Vuelve  a sonreír mostrándome gustosa sus pequeños dientes y con la mirada me señala el paisaje, donde el  verde que no brota en los caminos perfectamente pavimentados de la ciudad, salta en medio del terreno irregular que se alza y se precipita, sin orden alguno, en una zona casi rural de la capital atlanticense, llamada Nueva Colombia.

En este escenario, abundan las casas de madera, construidas por tablas desparramadas como una baraja de naipes descoloridos, los techos remendados y la pobreza dando la cara en cada esquina. Cuando llueve, el terreno se vuelve intransitable, así parece uno más de los pueblos olvidados de Colombia, que, sin embargo, no todo pueblo olvidado de este país tiene tantos recuerdos como el conjunto de las pieles negras, los caminos trenzados sobre los cráneos, la melodía de un zoukus africano tarareado por el viento,  los cuerpos y los tambores en un mapalé que revive otras épocas y hacen memoria de la fuerza de esta raza, de la libertad, la esclavitud y las dificultades que aún persisten.

EJERCICIOS POR RESOLVER:
**A)** Responda, según el texto sobre Nueva Colombia:
(i) ¿Cómo se llama la zona casi rural de la capital atlanticense?
(ii) ¿De qué material son las casas que abundan en ese escenario?
(iii) ¿Qué le sucede al terreno cuando llueve?
**B)** Intercambie "paisaje" por "panorama" y transcriba el tramo del texto sobre Nueva Colombia que va desde "Vuelve  a sonreír" hasta "llamada Nueva Colombia.".

Entradas de la colección:

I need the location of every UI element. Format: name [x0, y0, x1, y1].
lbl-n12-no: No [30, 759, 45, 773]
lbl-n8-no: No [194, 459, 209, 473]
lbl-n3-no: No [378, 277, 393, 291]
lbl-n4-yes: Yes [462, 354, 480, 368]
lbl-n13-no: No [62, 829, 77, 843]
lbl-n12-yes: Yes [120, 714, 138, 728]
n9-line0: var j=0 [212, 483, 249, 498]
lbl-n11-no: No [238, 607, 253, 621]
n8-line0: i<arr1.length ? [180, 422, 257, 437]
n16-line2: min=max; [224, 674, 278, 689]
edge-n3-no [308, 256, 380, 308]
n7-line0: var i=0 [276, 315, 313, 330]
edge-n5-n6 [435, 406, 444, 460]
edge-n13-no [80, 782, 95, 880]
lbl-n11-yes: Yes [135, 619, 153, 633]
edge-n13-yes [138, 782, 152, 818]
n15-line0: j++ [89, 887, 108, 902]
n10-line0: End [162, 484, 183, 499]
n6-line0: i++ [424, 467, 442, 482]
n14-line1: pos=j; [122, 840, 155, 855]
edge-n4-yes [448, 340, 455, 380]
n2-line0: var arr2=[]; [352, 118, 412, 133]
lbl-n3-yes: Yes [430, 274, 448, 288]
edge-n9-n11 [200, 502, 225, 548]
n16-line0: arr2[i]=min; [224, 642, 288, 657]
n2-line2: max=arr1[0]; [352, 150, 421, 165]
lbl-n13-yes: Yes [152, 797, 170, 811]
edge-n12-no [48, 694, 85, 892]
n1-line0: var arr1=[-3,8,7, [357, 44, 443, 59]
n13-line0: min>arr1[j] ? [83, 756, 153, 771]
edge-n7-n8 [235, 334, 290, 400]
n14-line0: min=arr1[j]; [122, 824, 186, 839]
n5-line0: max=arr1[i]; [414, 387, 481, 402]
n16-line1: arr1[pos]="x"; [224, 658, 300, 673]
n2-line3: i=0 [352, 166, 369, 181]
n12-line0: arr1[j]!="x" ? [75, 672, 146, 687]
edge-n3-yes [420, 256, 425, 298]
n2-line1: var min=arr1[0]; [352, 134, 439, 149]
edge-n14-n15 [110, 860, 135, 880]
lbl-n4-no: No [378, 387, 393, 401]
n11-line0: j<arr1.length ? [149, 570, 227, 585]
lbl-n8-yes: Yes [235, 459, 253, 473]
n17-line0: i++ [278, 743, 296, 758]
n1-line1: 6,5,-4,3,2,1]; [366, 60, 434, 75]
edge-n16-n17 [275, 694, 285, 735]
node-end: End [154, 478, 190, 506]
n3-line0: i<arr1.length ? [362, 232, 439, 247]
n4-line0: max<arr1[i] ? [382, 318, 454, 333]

SOLUCIONES POR TAREA:
**A)**
(i) Nueva Colombia.
(ii) De madera.
(iii) Se vuelve intransitable.

**B)**
Vuelve  a sonreír mostrándome gustosa sus pequeños dientes y con la mirada me señala el panorama, donde el  verde que no brota en los caminos perfectamente pavimentados de la ciudad, salta en medio del terreno irregular que se alza y se precipita, sin orden alguno, en una zona casi rural de la capital atlanticense, llamada Nueva Colombia.